* _Short task_:
Transcribe each record below word for word.

-- Extracted material start --

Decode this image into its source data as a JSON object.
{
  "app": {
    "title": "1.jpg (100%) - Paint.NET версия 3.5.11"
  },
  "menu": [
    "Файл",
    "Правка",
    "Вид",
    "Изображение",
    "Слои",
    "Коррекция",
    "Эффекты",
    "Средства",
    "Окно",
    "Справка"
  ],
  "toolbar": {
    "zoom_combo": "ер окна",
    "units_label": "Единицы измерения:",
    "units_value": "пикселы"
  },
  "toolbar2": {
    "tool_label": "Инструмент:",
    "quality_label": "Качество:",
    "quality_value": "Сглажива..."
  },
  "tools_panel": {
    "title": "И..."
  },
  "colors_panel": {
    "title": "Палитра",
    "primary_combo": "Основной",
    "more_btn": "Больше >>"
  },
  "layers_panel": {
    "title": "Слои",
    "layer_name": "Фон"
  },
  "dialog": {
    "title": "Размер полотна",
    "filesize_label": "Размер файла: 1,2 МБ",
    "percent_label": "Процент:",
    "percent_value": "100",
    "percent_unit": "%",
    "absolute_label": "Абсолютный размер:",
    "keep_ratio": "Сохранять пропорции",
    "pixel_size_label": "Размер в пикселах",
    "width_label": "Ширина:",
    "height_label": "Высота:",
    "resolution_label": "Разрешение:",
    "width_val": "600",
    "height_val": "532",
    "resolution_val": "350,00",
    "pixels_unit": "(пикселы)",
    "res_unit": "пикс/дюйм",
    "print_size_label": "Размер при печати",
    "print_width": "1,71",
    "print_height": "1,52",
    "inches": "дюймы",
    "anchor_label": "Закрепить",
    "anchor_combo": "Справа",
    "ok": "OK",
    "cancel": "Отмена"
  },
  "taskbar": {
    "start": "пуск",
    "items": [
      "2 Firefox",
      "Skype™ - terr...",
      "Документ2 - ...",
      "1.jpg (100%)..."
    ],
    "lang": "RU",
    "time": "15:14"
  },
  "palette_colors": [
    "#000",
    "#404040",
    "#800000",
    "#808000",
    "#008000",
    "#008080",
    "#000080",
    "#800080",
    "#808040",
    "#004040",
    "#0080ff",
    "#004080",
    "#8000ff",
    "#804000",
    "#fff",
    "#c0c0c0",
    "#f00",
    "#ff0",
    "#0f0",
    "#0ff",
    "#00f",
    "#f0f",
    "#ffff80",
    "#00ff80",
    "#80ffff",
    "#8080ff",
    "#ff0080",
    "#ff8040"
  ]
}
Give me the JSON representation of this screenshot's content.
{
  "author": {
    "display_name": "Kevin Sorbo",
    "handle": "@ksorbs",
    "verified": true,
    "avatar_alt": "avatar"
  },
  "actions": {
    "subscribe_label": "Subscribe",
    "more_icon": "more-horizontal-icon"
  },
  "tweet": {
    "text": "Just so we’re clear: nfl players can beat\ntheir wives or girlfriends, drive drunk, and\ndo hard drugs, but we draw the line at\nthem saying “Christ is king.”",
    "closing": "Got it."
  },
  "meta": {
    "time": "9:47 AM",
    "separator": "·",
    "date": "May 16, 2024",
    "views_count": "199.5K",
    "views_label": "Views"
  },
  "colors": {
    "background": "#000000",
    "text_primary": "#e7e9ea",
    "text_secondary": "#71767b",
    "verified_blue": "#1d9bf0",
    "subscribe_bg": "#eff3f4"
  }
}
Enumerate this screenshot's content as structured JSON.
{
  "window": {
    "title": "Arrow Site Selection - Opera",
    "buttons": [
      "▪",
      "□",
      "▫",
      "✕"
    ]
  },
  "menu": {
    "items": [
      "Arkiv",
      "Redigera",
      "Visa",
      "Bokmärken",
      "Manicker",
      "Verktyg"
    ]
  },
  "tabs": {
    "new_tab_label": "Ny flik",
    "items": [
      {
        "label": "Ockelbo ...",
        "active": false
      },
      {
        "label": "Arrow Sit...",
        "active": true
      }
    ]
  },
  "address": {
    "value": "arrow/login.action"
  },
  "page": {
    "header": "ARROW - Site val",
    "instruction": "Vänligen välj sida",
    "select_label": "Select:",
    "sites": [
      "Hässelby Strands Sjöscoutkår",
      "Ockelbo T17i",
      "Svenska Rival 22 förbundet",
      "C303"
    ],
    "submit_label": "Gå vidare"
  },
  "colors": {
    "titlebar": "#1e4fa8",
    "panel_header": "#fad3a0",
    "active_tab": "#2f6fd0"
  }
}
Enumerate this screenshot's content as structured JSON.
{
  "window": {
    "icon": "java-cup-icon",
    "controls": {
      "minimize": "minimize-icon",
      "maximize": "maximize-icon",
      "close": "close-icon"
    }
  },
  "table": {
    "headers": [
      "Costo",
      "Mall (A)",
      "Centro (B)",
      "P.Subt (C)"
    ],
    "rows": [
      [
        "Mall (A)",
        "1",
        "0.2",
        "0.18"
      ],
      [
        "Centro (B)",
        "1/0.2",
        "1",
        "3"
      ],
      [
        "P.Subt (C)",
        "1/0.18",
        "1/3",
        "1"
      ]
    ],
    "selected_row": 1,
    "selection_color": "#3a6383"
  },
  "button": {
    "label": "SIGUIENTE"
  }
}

-- Extracted material end --

* _The completed task_:
Decode this image into its source data as a JSON object.
{
  "app": {
    "title": "1.jpg (100%) - Paint.NET версия 3.5.11"
  },
  "menu": [
    "Файл",
    "Правка",
    "Вид",
    "Изображение",
    "Слои",
    "Коррекция",
    "Эффекты",
    "Средства",
    "Окно",
    "Справка"
  ],
  "toolbar": {
    "zoom_combo": "ер окна",
    "units_label": "Единицы измерения:",
    "units_value": "пикселы"
  },
  "toolbar2": {
    "tool_label": "Инструмент:",
    "quality_label": "Качество:",
    "quality_value": "Сглажива..."
  },
  "tools_panel": {
    "title": "И..."
  },
  "colors_panel": {
    "title": "Палитра",
    "primary_combo": "Основной",
    "more_btn": "Больше >>"
  },
  "layers_panel": {
    "title": "Слои",
    "layer_name": "Фон"
  },
  "dialog": {
    "title": "Размер полотна",
    "filesize_label": "Размер файла: 1,2 МБ",
    "percent_label": "Процент:",
    "percent_value": "100",
    "percent_unit": "%",
    "absolute_label": "Абсолютный размер:",
    "keep_ratio": "Сохранять пропорции",
    "pixel_size_label": "Размер в пикселах",
    "width_label": "Ширина:",
    "height_label": "Высота:",
    "resolution_label": "Разрешение:",
    "width_val": "600",
    "height_val": "532",
    "resolution_val": "350,00",
    "pixels_unit": "(пикселы)",
    "res_unit": "пикс/дюйм",
    "print_size_label": "Размер при печати",
    "print_width": "1,71",
    "print_height": "1,52",
    "inches": "дюймы",
    "anchor_label": "Закрепить",
    "anchor_combo": "Справа",
    "ok": "OK",
    "cancel": "Отмена"
  },
  "taskbar": {
    "start": "пуск",
    "items": [
      "2 Firefox",
      "Skype™ - terr...",
      "Документ2 - ...",
      "1.jpg (100%)..."
    ],
    "lang": "RU",
    "time": "15:14"
  },
  "palette_colors": [
    "#000",
    "#404040",
    "#800000",
    "#808000",
    "#008000",
    "#008080",
    "#000080",
    "#800080",
    "#808040",
    "#004040",
    "#0080ff",
    "#004080",
    "#8000ff",
    "#804000",
    "#fff",
    "#c0c0c0",
    "#f00",
    "#ff0",
    "#0f0",
    "#0ff",
    "#00f",
    "#f0f",
    "#ffff80",
    "#00ff80",
    "#80ffff",
    "#8080ff",
    "#ff0080",
    "#ff8040"
  ]
}
Give me the JSON representation of this screenshot's content.
{
  "author": {
    "display_name": "Kevin Sorbo",
    "handle": "@ksorbs",
    "verified": true,
    "avatar_alt": "avatar"
  },
  "actions": {
    "subscribe_label": "Subscribe",
    "more_icon": "more-horizontal-icon"
  },
  "tweet": {
    "text": "Just so we’re clear: nfl players can beat\ntheir wives or girlfriends, drive drunk, and\ndo hard drugs, but we draw the line at\nthem saying “Christ is king.”",
    "closing": "Got it."
  },
  "meta": {
    "time": "9:47 AM",
    "separator": "·",
    "date": "May 16, 2024",
    "views_count": "199.5K",
    "views_label": "Views"
  },
  "colors": {
    "background": "#000000",
    "text_primary": "#e7e9ea",
    "text_secondary": "#71767b",
    "verified_blue": "#1d9bf0",
    "subscribe_bg": "#eff3f4"
  }
}
Enumerate this screenshot's content as structured JSON.
{
  "window": {
    "title": "Arrow Site Selection - Opera",
    "buttons": [
      "▪",
      "□",
      "▫",
      "✕"
    ]
  },
  "menu": {
    "items": [
      "Arkiv",
      "Redigera",
      "Visa",
      "Bokmärken",
      "Manicker",
      "Verktyg"
    ]
  },
  "tabs": {
    "new_tab_label": "Ny flik",
    "items": [
      {
        "label": "Ockelbo ...",
        "active": false
      },
      {
        "label": "Arrow Sit...",
        "active": true
      }
    ]
  },
  "address": {
    "value": "arrow/login.action"
  },
  "page": {
    "header": "ARROW - Site val",
    "instruction": "Vänligen välj sida",
    "select_label": "Select:",
    "sites": [
      "Hässelby Strands Sjöscoutkår",
      "Ockelbo T17i",
      "Svenska Rival 22 förbundet",
      "C303"
    ],
    "submit_label": "Gå vidare"
  },
  "colors": {
    "titlebar": "#1e4fa8",
    "panel_header": "#fad3a0",
    "active_tab": "#2f6fd0"
  }
}
Enumerate this screenshot's content as structured JSON.
{
  "window": {
    "icon": "java-cup-icon",
    "controls": {
      "minimize": "minimize-icon",
      "maximize": "maximize-icon",
      "close": "close-icon"
    }
  },
  "table": {
    "headers": [
      "Costo",
      "Mall (A)",
      "Centro (B)",
      "P.Subt (C)"
    ],
    "rows": [
      [
        "Mall (A)",
        "1",
        "0.2",
        "0.18"
      ],
      [
        "Centro (B)",
        "1/0.2",
        "1",
        "3"
      ],
      [
        "P.Subt (C)",
        "1/0.18",
        "1/3",
        "1"
      ]
    ],
    "selected_row": 1,
    "selection_color": "#3a6383"
  },
  "button": {
    "label": "SIGUIENTE"
  }
}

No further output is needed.